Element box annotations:
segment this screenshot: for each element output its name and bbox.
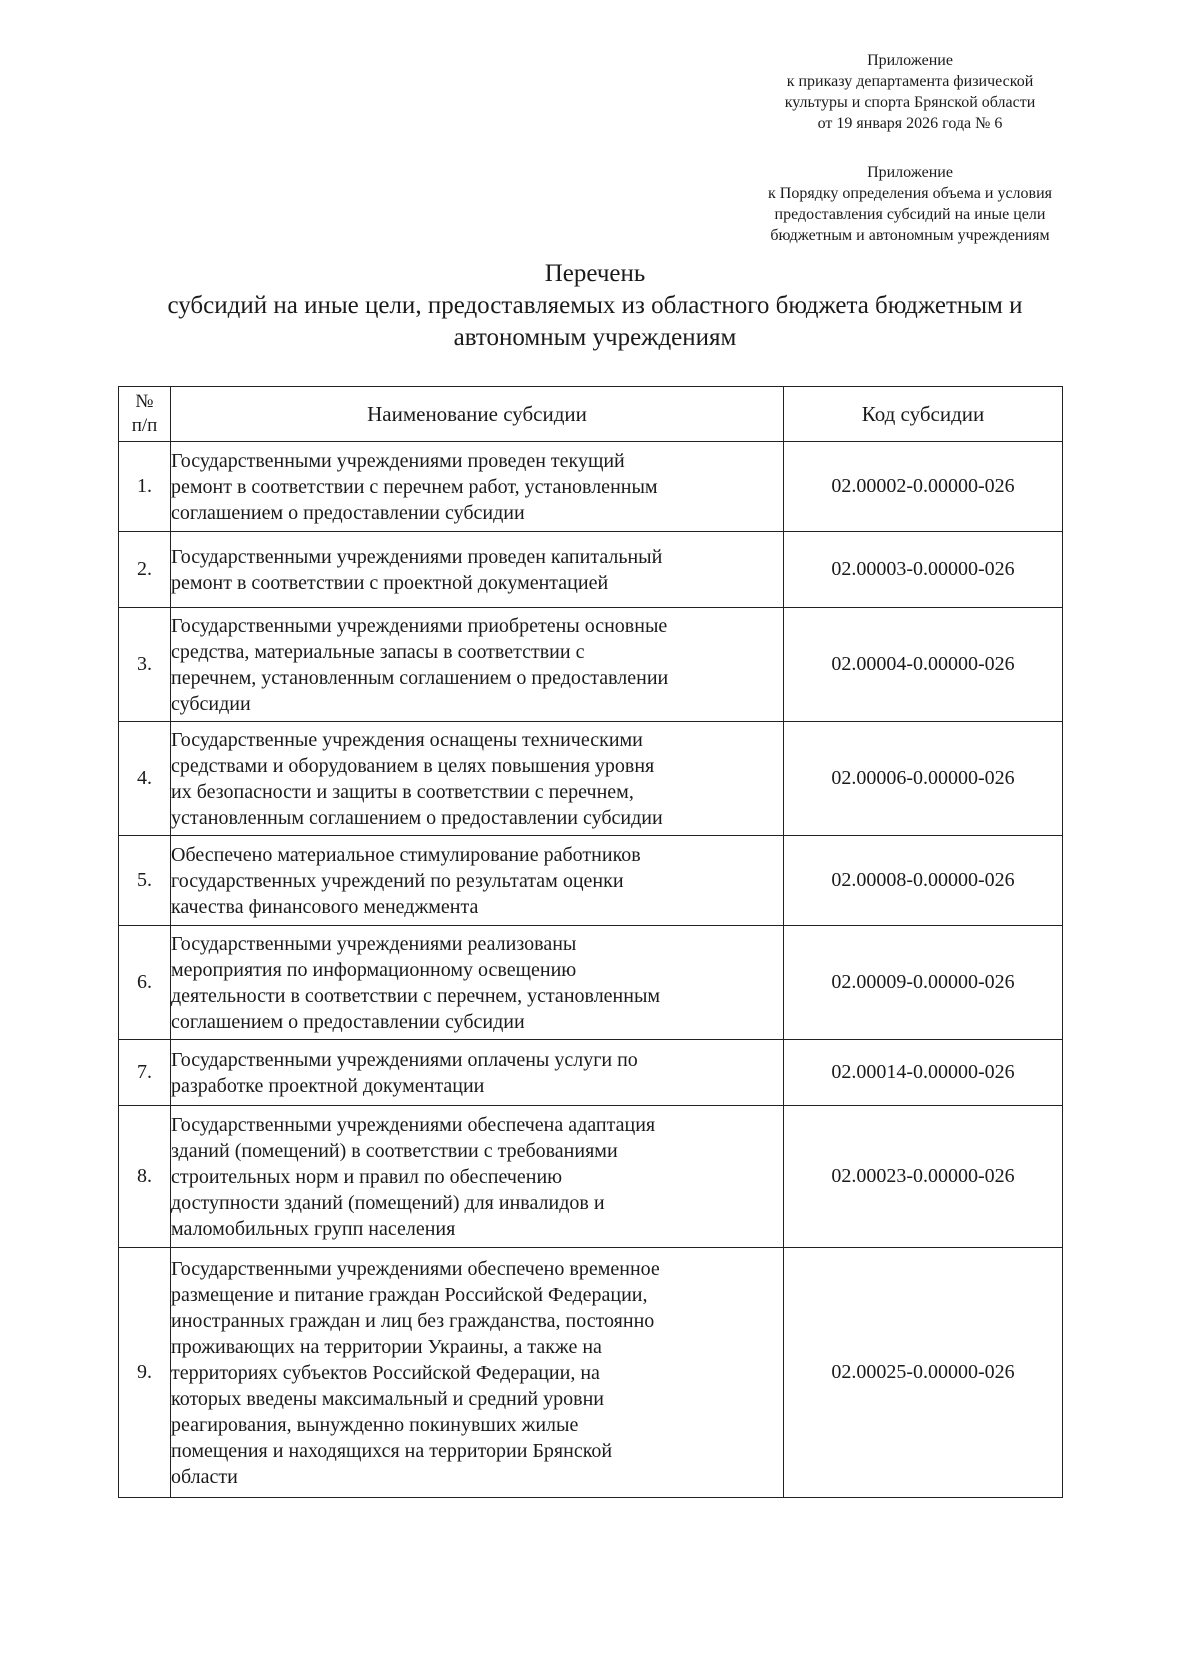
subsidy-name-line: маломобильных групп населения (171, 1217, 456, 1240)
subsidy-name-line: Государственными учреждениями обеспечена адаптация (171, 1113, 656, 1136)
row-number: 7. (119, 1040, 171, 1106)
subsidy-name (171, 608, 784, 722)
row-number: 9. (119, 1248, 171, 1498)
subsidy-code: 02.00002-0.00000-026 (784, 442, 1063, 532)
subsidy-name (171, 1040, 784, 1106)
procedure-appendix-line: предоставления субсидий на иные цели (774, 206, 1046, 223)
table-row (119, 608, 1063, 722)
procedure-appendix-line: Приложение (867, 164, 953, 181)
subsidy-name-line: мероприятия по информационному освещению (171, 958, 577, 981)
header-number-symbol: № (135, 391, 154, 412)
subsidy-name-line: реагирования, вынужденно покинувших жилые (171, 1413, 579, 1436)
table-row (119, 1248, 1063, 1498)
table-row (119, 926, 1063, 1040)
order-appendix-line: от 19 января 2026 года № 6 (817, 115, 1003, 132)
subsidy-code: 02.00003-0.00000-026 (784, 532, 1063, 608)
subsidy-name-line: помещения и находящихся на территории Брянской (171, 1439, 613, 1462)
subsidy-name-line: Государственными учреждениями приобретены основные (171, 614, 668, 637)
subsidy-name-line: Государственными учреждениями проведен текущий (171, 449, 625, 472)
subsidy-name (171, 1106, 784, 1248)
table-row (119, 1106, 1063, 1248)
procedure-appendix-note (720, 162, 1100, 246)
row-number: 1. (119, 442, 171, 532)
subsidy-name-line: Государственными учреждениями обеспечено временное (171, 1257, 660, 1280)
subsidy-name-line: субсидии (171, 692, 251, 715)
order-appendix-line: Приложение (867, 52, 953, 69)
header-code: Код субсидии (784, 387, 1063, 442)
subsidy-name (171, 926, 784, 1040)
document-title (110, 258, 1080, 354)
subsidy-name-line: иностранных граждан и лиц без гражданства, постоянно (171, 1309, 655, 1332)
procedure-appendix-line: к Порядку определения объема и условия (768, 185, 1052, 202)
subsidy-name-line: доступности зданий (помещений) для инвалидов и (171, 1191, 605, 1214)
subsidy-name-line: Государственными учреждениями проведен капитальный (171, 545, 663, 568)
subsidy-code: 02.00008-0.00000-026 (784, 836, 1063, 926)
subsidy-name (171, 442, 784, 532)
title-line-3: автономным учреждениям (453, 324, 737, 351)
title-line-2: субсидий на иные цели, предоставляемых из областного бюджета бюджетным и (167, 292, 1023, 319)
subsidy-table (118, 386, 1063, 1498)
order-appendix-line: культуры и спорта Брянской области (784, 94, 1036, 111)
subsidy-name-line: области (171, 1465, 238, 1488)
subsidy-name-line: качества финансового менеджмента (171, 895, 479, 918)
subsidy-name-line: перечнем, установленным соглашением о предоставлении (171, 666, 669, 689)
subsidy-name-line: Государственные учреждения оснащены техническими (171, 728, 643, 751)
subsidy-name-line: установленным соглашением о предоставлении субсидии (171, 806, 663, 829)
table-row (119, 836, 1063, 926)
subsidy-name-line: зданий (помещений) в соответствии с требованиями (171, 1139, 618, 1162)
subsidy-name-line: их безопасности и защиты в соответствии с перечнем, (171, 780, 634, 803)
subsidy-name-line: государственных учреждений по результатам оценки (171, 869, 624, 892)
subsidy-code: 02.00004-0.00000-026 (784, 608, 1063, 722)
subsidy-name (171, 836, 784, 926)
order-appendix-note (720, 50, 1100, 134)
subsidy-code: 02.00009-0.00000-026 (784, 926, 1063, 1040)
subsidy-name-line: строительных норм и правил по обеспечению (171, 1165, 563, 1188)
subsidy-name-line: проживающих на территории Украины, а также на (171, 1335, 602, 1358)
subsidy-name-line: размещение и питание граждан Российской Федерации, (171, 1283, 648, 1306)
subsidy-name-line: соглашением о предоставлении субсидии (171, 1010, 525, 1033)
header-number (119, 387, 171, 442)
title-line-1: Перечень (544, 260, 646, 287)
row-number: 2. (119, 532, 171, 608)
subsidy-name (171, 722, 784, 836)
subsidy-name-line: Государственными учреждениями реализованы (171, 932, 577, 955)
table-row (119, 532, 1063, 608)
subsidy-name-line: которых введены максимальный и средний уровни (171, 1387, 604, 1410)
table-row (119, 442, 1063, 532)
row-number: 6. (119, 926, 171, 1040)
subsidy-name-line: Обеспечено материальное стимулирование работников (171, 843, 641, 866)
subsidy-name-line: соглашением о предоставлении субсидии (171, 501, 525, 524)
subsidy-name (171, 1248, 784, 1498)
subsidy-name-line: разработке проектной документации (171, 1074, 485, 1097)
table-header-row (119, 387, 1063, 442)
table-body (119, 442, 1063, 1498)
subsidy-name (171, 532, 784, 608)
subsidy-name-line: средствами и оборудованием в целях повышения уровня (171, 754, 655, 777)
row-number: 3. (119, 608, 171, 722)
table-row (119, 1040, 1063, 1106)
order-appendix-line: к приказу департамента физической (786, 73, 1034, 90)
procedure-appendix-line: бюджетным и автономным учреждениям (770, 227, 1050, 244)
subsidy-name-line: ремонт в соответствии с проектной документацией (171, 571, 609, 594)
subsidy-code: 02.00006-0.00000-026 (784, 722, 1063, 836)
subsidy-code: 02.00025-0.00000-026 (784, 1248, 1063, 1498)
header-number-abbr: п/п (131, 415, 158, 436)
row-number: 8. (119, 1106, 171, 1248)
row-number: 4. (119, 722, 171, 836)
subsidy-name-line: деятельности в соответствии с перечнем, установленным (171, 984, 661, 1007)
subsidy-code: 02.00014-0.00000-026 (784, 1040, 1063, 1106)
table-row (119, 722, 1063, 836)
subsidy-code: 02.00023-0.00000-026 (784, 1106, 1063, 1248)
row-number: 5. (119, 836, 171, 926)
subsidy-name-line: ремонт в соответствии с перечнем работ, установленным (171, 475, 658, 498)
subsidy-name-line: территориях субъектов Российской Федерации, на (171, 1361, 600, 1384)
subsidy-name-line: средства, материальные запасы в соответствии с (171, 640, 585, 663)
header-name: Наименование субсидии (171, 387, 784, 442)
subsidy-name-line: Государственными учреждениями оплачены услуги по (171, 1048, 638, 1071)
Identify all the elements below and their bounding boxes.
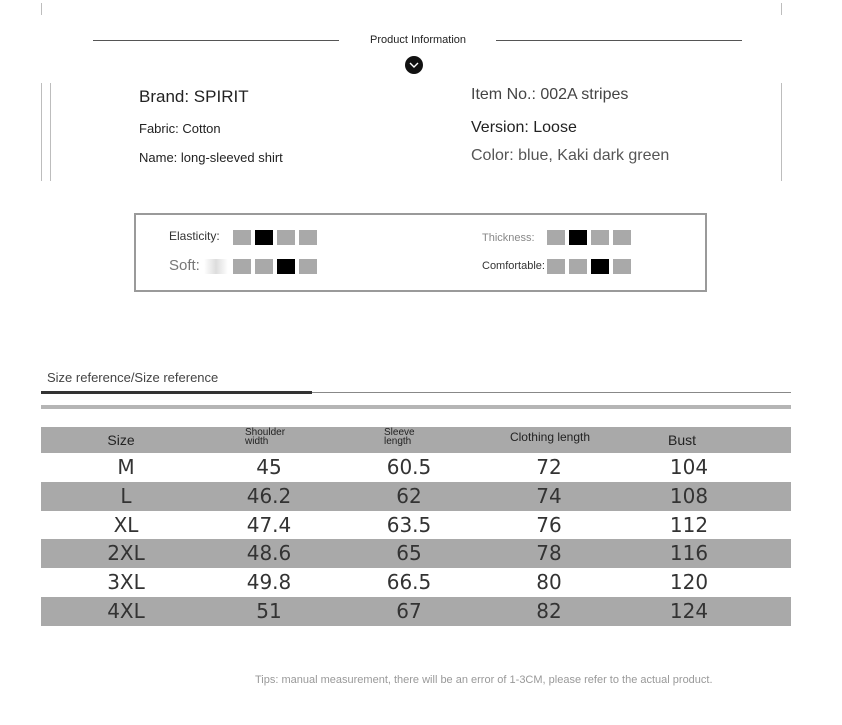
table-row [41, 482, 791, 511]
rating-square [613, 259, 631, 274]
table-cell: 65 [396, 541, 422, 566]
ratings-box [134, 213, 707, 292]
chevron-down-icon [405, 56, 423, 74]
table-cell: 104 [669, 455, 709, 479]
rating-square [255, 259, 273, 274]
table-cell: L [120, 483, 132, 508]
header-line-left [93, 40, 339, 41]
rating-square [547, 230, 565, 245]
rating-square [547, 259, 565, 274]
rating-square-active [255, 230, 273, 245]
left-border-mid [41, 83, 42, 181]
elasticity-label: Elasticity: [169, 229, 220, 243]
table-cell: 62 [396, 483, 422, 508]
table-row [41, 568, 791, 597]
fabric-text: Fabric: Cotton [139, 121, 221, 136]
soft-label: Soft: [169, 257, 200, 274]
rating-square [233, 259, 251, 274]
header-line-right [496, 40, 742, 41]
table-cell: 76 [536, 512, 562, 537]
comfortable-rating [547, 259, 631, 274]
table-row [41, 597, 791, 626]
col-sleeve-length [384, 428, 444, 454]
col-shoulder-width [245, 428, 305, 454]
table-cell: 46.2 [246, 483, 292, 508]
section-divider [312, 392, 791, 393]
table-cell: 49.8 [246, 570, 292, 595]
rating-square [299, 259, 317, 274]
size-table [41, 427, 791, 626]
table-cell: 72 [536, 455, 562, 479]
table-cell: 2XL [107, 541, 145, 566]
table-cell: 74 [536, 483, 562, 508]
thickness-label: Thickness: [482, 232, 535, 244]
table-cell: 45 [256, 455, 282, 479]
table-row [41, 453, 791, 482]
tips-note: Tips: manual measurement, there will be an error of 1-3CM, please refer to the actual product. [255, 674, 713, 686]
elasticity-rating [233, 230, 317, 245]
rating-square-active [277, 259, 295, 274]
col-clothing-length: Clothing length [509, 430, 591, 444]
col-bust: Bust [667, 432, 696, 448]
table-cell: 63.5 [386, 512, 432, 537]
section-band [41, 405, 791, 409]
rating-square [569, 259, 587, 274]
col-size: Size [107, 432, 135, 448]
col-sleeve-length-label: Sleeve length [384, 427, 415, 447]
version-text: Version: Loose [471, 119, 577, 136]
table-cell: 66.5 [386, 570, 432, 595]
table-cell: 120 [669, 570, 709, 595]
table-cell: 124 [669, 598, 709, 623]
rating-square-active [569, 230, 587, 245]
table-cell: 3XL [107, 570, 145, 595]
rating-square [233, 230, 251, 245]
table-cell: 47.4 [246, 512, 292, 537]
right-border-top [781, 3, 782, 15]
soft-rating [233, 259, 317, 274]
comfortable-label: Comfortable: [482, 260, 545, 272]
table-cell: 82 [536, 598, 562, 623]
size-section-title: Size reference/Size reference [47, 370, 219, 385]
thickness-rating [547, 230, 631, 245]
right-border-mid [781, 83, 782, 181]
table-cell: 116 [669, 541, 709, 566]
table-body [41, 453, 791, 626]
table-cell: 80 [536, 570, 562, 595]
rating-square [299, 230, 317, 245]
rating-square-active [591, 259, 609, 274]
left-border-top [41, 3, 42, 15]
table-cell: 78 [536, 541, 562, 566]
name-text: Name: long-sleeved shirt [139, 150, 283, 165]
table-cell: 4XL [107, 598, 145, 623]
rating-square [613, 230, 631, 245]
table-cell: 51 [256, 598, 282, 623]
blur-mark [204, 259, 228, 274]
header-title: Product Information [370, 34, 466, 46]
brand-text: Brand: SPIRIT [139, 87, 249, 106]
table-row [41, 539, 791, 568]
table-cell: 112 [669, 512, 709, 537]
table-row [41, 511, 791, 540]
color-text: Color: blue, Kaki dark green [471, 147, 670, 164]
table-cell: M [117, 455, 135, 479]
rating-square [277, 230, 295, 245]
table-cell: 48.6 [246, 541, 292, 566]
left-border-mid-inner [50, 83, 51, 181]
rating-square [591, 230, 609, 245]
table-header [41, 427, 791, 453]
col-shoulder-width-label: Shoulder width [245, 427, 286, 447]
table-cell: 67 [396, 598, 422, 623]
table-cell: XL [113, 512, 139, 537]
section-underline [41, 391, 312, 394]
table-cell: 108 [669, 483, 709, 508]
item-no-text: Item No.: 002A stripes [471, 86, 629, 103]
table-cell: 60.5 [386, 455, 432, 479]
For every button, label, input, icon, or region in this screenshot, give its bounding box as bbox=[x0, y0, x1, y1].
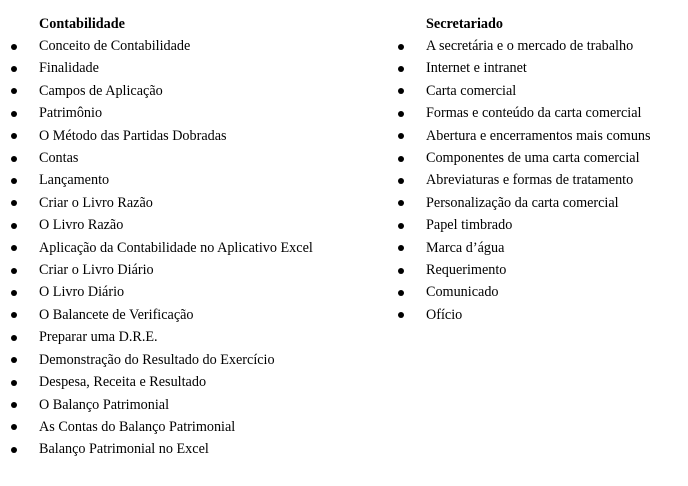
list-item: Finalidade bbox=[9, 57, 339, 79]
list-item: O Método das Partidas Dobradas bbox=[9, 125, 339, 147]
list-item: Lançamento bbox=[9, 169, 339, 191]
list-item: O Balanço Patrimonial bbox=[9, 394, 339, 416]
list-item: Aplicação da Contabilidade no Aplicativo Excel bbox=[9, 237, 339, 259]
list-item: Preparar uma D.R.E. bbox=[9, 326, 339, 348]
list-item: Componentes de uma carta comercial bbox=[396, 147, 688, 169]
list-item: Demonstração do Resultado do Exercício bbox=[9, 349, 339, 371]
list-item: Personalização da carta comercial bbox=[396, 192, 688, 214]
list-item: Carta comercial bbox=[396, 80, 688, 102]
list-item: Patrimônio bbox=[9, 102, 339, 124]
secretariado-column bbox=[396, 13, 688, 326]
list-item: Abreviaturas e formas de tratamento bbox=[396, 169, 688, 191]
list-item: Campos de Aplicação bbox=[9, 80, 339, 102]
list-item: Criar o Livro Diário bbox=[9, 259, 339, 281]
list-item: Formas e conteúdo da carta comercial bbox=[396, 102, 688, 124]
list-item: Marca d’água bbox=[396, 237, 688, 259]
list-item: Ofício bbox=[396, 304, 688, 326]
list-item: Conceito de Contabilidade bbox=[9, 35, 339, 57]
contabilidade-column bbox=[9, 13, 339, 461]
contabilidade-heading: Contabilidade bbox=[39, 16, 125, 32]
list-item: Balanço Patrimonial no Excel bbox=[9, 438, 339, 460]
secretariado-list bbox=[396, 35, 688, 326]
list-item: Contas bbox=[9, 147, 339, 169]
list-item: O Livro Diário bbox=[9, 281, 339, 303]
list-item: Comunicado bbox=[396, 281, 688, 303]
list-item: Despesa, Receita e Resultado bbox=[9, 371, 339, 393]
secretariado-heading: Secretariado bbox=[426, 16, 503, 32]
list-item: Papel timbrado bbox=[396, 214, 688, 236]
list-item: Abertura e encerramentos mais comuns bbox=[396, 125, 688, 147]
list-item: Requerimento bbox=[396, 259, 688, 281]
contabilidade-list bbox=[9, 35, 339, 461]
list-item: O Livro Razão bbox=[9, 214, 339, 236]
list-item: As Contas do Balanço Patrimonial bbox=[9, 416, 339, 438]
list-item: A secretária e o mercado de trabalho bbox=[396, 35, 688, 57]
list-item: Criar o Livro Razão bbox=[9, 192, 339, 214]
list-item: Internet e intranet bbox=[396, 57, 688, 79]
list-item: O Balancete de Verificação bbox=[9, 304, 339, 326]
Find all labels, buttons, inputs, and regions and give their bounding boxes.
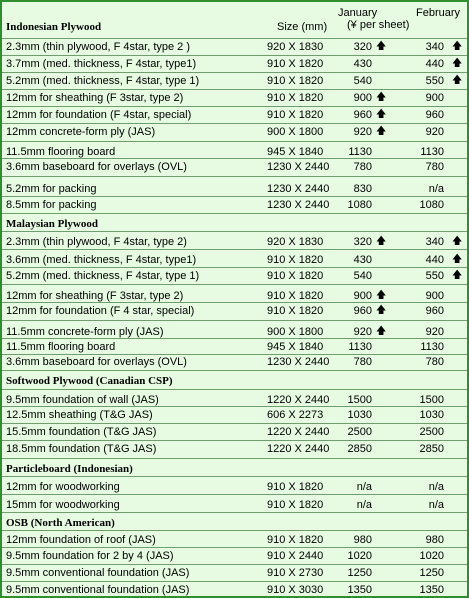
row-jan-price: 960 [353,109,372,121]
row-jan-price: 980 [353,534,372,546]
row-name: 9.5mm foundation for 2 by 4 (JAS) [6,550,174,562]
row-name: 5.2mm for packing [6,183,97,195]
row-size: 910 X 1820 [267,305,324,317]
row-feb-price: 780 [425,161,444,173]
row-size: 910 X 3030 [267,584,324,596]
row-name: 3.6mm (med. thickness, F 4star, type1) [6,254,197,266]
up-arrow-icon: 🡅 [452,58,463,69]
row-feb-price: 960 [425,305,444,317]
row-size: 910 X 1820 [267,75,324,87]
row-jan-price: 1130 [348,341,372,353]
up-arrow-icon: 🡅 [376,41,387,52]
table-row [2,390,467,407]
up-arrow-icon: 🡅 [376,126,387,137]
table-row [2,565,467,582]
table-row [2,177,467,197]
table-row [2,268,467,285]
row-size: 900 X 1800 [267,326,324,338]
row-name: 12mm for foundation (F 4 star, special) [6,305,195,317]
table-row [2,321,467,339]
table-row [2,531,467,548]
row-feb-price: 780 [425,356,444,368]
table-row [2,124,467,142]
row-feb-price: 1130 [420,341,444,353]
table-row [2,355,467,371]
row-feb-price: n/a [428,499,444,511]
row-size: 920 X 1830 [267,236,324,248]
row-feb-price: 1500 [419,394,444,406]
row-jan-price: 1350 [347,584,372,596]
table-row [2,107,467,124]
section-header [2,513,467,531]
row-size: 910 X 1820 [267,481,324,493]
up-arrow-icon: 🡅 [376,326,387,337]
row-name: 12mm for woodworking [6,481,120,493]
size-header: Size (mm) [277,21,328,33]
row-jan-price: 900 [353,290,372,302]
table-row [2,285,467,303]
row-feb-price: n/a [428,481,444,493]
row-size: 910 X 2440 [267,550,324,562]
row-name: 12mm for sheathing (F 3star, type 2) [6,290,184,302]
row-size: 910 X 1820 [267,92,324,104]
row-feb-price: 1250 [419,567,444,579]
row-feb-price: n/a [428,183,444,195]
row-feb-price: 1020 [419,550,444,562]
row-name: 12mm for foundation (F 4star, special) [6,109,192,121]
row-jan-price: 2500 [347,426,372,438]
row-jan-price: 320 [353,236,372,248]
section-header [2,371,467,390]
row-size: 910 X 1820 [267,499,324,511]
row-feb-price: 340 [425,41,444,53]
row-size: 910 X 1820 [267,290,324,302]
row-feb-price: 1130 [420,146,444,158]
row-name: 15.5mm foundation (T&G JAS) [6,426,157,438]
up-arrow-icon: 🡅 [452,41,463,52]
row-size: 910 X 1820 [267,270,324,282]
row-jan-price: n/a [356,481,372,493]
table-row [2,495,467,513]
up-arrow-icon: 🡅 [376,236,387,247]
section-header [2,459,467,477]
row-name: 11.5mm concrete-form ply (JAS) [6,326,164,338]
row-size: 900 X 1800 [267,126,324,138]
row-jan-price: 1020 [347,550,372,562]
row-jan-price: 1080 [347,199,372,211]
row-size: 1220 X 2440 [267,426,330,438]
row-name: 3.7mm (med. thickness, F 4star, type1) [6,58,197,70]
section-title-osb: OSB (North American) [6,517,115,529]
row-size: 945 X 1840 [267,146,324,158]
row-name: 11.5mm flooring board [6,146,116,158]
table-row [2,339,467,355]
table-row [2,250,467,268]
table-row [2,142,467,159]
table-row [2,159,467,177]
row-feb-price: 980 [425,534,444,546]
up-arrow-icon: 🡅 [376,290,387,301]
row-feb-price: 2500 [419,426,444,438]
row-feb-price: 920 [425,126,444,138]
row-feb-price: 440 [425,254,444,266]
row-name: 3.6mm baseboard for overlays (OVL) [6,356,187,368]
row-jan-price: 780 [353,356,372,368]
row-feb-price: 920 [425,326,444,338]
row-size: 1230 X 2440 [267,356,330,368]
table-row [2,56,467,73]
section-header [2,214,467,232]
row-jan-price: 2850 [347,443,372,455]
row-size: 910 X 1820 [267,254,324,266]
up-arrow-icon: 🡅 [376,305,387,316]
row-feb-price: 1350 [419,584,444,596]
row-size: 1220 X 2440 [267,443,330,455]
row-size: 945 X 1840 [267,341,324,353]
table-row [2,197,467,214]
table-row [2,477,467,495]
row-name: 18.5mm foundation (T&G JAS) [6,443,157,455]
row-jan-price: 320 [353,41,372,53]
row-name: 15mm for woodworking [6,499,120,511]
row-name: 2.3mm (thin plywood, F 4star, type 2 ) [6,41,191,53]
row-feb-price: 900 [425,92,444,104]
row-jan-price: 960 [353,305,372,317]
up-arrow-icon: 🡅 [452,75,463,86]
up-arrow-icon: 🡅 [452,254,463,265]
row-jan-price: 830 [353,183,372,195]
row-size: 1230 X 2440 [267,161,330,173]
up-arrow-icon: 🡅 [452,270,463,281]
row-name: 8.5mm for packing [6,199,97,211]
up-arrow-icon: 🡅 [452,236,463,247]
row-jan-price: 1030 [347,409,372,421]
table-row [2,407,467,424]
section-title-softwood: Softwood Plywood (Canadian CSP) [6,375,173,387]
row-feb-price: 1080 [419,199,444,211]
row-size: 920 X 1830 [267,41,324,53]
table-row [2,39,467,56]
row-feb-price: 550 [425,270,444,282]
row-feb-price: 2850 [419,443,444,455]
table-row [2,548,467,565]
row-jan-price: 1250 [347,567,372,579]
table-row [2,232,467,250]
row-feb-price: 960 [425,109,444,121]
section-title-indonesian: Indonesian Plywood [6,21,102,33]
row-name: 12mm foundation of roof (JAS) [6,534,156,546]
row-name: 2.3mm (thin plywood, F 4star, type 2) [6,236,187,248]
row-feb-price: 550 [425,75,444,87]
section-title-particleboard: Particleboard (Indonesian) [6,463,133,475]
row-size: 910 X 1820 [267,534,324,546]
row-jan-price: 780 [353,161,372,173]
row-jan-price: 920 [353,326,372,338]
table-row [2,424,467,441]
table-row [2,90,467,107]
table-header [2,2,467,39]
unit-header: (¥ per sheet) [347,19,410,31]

- Given task
Count the lines in the listing that contain the string "text", treating uppercase and lowercase as different, and give only the number.

- Expected answer
6